>> START Selected excerpt
Christian rock band at Crystal Springs Aug. 20

Published 10:03 pm Tuesday, July 27, 2010

 Described as Weird Al meets Billy Graham, Yankovic sent video greetings to the Pittsburgh rock band on its 15th anniversary. Singer and lyricist J. Jackson started parodying songs as a way to teach himself the Bible and to play the guitar.

Described as Weird Al meets Billy Graham, Yankovic sent video greetings to the Pittsburgh rock band on its 15th anniversary. Singer and lyricist J. Jackson started parodying songs as a way to teach himself the Bible and to play the guitar.

By JOHN EBY

Dowagiac Daily News

J. Jackson well knows the story of T. Jackson.

After all, the frontman and lyricist of the Christian parody band ApologetiX coming our way lives in Pittsburgh, where Niles’ Tommy James and the Shondells broke out to national success with “Hanky Panky.”

Jackson, the only remaining founding member from that first concert March 27, 1992, 1,255 shows ago, including 47 in lower Michigan and 53 in Indiana, but none in the Upper Peninsula, even worked his magic on “Mony Mony,” reworked as “Jonah, Jonah.”

He still marvels that James scored second-generation hits with Tiffany and Billy Idol.

He jokes that ApologetiX is like Spinal Tap when it comes to percussion, with enough former drummers to form their own credit union, although he and the bassist, Keith, have been together for 13 years.
>> END Selected excerpt
>> START Data lines
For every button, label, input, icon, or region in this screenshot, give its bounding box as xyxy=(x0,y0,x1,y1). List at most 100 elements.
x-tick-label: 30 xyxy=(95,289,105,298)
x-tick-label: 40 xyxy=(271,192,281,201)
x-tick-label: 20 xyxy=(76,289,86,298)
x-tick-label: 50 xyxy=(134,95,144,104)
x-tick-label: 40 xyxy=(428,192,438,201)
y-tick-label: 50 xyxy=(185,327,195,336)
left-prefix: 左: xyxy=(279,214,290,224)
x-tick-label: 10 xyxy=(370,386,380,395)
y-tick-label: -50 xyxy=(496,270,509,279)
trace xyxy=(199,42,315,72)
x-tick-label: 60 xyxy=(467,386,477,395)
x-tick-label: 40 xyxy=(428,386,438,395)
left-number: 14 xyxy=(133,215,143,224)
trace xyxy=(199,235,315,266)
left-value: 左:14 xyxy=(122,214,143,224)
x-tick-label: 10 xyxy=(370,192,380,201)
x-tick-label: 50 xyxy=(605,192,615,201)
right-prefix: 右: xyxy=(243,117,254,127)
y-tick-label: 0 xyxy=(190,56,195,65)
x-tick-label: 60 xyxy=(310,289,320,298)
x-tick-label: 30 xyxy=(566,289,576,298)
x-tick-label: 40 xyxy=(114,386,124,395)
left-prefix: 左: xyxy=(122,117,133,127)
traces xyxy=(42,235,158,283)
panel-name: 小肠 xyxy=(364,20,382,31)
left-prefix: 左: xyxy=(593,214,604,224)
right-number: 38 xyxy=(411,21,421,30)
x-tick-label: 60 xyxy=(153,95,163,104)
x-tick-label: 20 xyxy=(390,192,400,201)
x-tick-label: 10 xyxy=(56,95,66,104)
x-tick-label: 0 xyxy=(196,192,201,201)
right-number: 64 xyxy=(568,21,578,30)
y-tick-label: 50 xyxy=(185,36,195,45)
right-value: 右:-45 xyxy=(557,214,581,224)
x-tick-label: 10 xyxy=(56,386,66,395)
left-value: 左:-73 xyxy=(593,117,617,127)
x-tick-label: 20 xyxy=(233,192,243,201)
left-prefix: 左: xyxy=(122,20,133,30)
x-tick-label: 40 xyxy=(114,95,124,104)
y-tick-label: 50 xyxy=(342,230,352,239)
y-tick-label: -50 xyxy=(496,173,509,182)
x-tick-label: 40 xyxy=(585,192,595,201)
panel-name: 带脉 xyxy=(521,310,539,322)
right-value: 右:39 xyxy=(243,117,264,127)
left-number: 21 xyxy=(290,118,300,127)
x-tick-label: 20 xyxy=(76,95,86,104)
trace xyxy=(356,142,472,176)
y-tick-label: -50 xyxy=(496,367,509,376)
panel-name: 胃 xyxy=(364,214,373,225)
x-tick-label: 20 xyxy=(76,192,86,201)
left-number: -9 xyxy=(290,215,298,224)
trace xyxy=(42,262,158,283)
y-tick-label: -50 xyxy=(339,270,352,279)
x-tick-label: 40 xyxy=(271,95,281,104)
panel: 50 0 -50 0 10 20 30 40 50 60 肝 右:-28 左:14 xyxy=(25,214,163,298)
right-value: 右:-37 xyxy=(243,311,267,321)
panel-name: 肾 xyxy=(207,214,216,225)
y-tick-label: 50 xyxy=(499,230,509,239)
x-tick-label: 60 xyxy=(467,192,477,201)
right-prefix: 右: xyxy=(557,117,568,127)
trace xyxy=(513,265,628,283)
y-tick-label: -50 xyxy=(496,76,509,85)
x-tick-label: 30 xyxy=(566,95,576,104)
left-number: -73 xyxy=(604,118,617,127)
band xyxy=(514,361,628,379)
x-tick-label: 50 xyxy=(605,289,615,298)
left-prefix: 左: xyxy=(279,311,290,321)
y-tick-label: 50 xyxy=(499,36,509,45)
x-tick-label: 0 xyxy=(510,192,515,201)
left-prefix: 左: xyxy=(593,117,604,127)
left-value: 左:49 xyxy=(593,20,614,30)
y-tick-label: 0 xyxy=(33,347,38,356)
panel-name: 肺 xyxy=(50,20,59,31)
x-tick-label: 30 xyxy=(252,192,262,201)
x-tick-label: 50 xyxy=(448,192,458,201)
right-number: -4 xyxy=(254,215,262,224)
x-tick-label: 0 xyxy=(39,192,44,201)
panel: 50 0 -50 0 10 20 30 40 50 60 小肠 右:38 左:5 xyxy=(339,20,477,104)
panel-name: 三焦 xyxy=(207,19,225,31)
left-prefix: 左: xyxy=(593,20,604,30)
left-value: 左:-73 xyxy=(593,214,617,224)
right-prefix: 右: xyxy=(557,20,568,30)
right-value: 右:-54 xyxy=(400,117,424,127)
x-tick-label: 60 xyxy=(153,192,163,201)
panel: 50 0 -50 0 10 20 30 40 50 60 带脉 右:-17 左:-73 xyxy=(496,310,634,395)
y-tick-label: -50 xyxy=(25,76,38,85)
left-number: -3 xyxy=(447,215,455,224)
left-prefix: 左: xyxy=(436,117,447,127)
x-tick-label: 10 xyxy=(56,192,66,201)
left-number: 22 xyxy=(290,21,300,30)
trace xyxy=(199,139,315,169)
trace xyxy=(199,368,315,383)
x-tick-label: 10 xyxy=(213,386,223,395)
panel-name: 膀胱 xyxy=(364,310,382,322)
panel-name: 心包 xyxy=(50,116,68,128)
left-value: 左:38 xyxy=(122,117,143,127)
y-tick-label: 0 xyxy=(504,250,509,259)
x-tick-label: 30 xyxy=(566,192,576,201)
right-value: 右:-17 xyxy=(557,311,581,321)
>> END Data lines
## [Exercise requirements]
A) According to the ApologetiX article, on what date was the band's first concert?
B) Print the ApologetiX article from "Published 10:03 pm" up to and including "of T. Jackson.".
The records come from a different source than the article.

## [Outputs in order]
A) March 27, 1992

B)
Published 10:03 pm Tuesday, July 27, 2010

 Described as Weird Al meets Billy Graham, Yankovic sent video greetings to the Pittsburgh rock band on its 15th anniversary. Singer and lyricist J. Jackson started parodying songs as a way to teach himself the Bible and to play the guitar.

Described as Weird Al meets Billy Graham, Yankovic sent video greetings to the Pittsburgh rock band on its 15th anniversary. Singer and lyricist J. Jackson started parodying songs as a way to teach himself the Bible and to play the guitar.

By JOHN EBY

Dowagiac Daily News

J. Jackson well knows the story of T. Jackson.